[Entries taken from a collection]
******

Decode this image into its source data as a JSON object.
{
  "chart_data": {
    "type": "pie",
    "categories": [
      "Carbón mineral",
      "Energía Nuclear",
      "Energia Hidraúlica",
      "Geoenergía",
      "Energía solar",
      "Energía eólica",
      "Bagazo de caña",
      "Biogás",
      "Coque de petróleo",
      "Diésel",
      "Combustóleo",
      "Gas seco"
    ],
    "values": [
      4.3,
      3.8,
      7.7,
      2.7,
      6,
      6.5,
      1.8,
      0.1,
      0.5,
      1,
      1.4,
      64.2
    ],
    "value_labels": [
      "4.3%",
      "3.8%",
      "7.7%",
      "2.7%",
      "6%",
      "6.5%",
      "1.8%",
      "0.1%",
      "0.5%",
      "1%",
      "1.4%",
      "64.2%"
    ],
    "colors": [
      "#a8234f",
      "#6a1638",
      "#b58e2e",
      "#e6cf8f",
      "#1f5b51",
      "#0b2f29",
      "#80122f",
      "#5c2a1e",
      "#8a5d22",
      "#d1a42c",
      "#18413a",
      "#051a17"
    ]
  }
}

******

Set out the complete listing exactly as shown.

Decode this image into its source data as a JSON object.
{
  "chart_data": {
    "type": "pie",
    "categories": [
      "Carbón mineral",
      "Energía Nuclear",
      "Energia Hidraúlica",
      "Geoenergía",
      "Energía solar",
      "Energía eólica",
      "Bagazo de caña",
      "Biogás",
      "Coque de petróleo",
      "Diésel",
      "Combustóleo",
      "Gas seco"
    ],
    "values": [
      4.3,
      3.8,
      7.7,
      2.7,
      6,
      6.5,
      1.8,
      0.1,
      0.5,
      1,
      1.4,
      64.2
    ],
    "value_labels": [
      "4.3%",
      "3.8%",
      "7.7%",
      "2.7%",
      "6%",
      "6.5%",
      "1.8%",
      "0.1%",
      "0.5%",
      "1%",
      "1.4%",
      "64.2%"
    ],
    "colors": [
      "#a8234f",
      "#6a1638",
      "#b58e2e",
      "#e6cf8f",
      "#1f5b51",
      "#0b2f29",
      "#80122f",
      "#5c2a1e",
      "#8a5d22",
      "#d1a42c",
      "#18413a",
      "#051a17"
    ]
  }
}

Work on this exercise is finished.